Records from a data source
Start

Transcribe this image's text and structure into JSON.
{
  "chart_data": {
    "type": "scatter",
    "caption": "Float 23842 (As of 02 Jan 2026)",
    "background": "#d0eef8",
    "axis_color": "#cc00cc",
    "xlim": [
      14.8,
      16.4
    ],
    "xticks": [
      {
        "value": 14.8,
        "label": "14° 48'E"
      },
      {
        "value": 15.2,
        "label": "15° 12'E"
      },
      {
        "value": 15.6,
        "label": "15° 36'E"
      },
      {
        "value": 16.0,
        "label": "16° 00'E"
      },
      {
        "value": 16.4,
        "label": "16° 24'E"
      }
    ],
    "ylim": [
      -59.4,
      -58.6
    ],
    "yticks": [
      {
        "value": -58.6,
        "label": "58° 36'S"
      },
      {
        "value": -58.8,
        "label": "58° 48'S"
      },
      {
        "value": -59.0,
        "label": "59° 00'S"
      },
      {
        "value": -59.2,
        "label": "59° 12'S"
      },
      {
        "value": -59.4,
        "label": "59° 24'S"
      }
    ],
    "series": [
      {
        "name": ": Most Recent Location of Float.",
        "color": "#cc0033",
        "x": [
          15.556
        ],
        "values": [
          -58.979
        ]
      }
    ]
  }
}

End

Aim:
Extract all of the data shown above without alteration.

The answer:
Transcribe this image's text and structure into JSON.
{
  "chart_data": {
    "type": "scatter",
    "caption": "Float 23842 (As of 02 Jan 2026)",
    "background": "#d0eef8",
    "axis_color": "#cc00cc",
    "xlim": [
      14.8,
      16.4
    ],
    "xticks": [
      {
        "value": 14.8,
        "label": "14° 48'E"
      },
      {
        "value": 15.2,
        "label": "15° 12'E"
      },
      {
        "value": 15.6,
        "label": "15° 36'E"
      },
      {
        "value": 16.0,
        "label": "16° 00'E"
      },
      {
        "value": 16.4,
        "label": "16° 24'E"
      }
    ],
    "ylim": [
      -59.4,
      -58.6
    ],
    "yticks": [
      {
        "value": -58.6,
        "label": "58° 36'S"
      },
      {
        "value": -58.8,
        "label": "58° 48'S"
      },
      {
        "value": -59.0,
        "label": "59° 00'S"
      },
      {
        "value": -59.2,
        "label": "59° 12'S"
      },
      {
        "value": -59.4,
        "label": "59° 24'S"
      }
    ],
    "series": [
      {
        "name": ": Most Recent Location of Float.",
        "color": "#cc0033",
        "x": [
          15.556
        ],
        "values": [
          -58.979
        ]
      }
    ]
  }
}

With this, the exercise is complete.